The resultant 6014 filtered gene list was used as input for the GSEA to identify the significantly enriched pathways among gene sets related to chemical, toxins, and drugs, as shown in Figure 2. 31,826 gene sets, were downloaded from two major resources : DSigDB (http://tanlab.ucdenver.edu/DSigDB/DSigDBv1.0/) and DrugMatrix (ftp://anonftp.niehs.nih.gov/ntp-cebs/datatype/Drug_Matrix/) databases. DSigDB organizes drugs and small molecules-related gene sets into four collections based on quantitative inhibition, and drug-induced gene expression changes data.²³ The DrugMatrix database is one of the world’s most massive toxicogenomic reference resources. Table 1 shows the details of the gene sets, the gene coverage, and the number of sets included in each set. The results of GSEA were ranked according to the nominal p-value (<0.05) and false discovery rate (≤0.25) as described previously.²⁴

Table 1.

■ What you should do ■
According to the gene set enrichment text, how many gene sets were downloaded from the DSigDB and DrugMatrix databases? The items are not required for anything here.

(Excerpts from a dataset)
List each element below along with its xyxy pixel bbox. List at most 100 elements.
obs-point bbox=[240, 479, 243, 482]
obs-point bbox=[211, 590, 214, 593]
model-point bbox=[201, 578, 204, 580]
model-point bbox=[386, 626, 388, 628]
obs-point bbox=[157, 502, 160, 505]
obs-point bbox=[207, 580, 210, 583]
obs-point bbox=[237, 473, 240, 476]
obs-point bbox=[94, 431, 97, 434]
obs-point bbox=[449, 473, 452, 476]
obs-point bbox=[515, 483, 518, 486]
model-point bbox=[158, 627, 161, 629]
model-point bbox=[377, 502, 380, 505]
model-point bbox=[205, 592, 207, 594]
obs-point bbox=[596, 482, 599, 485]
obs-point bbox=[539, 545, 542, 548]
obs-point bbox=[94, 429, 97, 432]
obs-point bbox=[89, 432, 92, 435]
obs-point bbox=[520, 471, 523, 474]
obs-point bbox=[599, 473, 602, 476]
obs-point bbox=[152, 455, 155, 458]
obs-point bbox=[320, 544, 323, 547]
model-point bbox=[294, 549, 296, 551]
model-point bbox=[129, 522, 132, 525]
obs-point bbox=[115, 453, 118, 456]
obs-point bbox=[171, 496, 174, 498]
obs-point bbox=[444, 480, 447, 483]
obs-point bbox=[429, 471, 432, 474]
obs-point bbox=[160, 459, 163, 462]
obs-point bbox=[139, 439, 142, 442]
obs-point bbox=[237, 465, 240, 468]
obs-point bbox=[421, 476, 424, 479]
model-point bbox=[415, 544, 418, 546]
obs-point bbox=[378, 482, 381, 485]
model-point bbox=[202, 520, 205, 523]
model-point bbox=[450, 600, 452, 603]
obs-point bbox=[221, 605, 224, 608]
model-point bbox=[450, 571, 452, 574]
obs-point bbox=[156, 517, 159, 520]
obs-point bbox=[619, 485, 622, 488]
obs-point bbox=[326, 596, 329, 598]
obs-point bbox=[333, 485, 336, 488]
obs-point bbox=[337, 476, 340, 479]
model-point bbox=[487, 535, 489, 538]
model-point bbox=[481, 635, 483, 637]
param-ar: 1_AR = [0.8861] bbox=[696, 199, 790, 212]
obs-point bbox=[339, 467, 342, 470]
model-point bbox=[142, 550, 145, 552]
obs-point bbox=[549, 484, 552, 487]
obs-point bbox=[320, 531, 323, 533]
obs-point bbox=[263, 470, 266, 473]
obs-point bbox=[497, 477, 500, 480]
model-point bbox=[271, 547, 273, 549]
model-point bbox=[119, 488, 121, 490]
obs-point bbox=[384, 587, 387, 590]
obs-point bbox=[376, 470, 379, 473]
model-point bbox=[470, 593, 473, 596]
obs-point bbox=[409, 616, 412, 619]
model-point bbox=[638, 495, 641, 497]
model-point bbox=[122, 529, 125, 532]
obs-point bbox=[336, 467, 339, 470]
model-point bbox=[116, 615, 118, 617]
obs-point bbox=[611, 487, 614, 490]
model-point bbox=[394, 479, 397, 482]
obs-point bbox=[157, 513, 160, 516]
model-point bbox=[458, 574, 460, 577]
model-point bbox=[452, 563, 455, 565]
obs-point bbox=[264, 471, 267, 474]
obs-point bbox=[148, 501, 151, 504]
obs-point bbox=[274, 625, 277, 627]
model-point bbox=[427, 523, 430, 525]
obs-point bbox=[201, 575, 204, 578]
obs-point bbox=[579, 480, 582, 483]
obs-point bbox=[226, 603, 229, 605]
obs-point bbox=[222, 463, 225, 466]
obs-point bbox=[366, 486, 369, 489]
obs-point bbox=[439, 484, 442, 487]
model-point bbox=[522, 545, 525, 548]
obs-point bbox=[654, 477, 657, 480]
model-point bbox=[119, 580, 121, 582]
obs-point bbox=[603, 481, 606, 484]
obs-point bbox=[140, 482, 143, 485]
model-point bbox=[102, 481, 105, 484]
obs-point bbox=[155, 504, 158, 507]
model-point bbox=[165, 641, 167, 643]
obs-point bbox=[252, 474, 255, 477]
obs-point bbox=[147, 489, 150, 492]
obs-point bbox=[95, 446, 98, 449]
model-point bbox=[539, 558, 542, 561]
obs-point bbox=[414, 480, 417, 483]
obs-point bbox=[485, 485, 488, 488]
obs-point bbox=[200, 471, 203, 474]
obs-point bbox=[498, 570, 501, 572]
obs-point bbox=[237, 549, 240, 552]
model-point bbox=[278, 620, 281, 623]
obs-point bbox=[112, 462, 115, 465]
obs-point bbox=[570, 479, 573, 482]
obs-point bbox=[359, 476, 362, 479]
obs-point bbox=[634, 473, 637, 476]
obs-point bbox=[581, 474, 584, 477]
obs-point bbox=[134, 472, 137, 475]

■ Exercise response ■
31,826 gene sets were downloaded.